— start —

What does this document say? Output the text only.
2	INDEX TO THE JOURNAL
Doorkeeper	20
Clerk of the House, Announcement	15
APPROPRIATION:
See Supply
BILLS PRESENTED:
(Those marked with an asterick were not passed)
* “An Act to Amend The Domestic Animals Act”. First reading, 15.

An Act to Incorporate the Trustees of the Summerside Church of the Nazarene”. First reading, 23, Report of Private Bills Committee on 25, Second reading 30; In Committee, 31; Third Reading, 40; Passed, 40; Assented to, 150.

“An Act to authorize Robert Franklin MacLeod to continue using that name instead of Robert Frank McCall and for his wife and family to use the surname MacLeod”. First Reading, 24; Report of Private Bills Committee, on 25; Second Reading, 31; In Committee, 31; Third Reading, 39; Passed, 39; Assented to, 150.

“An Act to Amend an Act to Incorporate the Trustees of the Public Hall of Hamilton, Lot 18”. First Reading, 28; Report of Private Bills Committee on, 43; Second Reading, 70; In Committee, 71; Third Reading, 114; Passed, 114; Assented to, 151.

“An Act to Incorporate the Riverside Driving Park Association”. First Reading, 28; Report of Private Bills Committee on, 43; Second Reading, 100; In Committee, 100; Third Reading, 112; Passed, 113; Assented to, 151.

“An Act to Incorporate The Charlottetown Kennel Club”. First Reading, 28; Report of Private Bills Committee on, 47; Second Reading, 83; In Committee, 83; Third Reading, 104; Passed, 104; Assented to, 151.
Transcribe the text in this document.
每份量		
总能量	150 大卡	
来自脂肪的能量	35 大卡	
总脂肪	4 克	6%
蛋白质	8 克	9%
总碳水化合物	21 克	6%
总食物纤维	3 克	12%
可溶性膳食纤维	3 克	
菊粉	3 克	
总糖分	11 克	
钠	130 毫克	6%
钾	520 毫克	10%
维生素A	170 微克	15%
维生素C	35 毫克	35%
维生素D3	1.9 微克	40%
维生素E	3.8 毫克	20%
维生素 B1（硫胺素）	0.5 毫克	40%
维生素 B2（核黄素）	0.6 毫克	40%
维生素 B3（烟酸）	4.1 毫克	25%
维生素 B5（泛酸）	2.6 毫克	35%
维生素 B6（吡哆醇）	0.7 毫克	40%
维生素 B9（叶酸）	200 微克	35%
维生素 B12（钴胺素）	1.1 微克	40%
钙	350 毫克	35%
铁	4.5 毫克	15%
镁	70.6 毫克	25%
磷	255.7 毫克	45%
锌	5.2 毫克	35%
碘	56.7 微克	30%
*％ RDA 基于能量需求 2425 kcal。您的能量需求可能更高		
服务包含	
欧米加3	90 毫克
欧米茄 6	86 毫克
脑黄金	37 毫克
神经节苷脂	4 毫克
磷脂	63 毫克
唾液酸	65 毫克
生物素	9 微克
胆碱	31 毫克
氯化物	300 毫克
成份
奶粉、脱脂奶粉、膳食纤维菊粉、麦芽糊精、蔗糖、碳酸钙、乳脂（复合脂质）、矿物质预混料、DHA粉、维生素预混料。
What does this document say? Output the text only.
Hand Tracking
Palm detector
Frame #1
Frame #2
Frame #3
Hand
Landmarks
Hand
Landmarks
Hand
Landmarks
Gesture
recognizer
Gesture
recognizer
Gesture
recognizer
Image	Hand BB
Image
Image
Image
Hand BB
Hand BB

— end —

DIRECTIONS FOR THIS TASK: Extract all of the data above and output it character for character.

THE COMPLETED TASK:
What does this document say? Output the text only.
2	INDEX TO THE JOURNAL
Doorkeeper	20
Clerk of the House, Announcement	15
APPROPRIATION:
See Supply
BILLS PRESENTED:
(Those marked with an asterick were not passed)
* “An Act to Amend The Domestic Animals Act”. First reading, 15.

An Act to Incorporate the Trustees of the Summerside Church of the Nazarene”. First reading, 23, Report of Private Bills Committee on 25, Second reading 30; In Committee, 31; Third Reading, 40; Passed, 40; Assented to, 150.

“An Act to authorize Robert Franklin MacLeod to continue using that name instead of Robert Frank McCall and for his wife and family to use the surname MacLeod”. First Reading, 24; Report of Private Bills Committee, on 25; Second Reading, 31; In Committee, 31; Third Reading, 39; Passed, 39; Assented to, 150.

“An Act to Amend an Act to Incorporate the Trustees of the Public Hall of Hamilton, Lot 18”. First Reading, 28; Report of Private Bills Committee on, 43; Second Reading, 70; In Committee, 71; Third Reading, 114; Passed, 114; Assented to, 151.

“An Act to Incorporate the Riverside Driving Park Association”. First Reading, 28; Report of Private Bills Committee on, 43; Second Reading, 100; In Committee, 100; Third Reading, 112; Passed, 113; Assented to, 151.

“An Act to Incorporate The Charlottetown Kennel Club”. First Reading, 28; Report of Private Bills Committee on, 47; Second Reading, 83; In Committee, 83; Third Reading, 104; Passed, 104; Assented to, 151.
Transcribe the text in this document.
每份量		
总能量	150 大卡	
来自脂肪的能量	35 大卡	
总脂肪	4 克	6%
蛋白质	8 克	9%
总碳水化合物	21 克	6%
总食物纤维	3 克	12%
可溶性膳食纤维	3 克	
菊粉	3 克	
总糖分	11 克	
钠	130 毫克	6%
钾	520 毫克	10%
维生素A	170 微克	15%
维生素C	35 毫克	35%
维生素D3	1.9 微克	40%
维生素E	3.8 毫克	20%
维生素 B1（硫胺素）	0.5 毫克	40%
维生素 B2（核黄素）	0.6 毫克	40%
维生素 B3（烟酸）	4.1 毫克	25%
维生素 B5（泛酸）	2.6 毫克	35%
维生素 B6（吡哆醇）	0.7 毫克	40%
维生素 B9（叶酸）	200 微克	35%
维生素 B12（钴胺素）	1.1 微克	40%
钙	350 毫克	35%
铁	4.5 毫克	15%
镁	70.6 毫克	25%
磷	255.7 毫克	45%
锌	5.2 毫克	35%
碘	56.7 微克	30%
*％ RDA 基于能量需求 2425 kcal。您的能量需求可能更高		
服务包含	
欧米加3	90 毫克
欧米茄 6	86 毫克
脑黄金	37 毫克
神经节苷脂	4 毫克
磷脂	63 毫克
唾液酸	65 毫克
生物素	9 微克
胆碱	31 毫克
氯化物	300 毫克
成份
奶粉、脱脂奶粉、膳食纤维菊粉、麦芽糊精、蔗糖、碳酸钙、乳脂（复合脂质）、矿物质预混料、DHA粉、维生素预混料。
What does this document say? Output the text only.
Hand Tracking
Palm detector
Frame #1
Frame #2
Frame #3
Hand
Landmarks
Hand
Landmarks
Hand
Landmarks
Gesture
recognizer
Gesture
recognizer
Gesture
recognizer
Image	Hand BB
Image
Image
Image
Hand BB
Hand BB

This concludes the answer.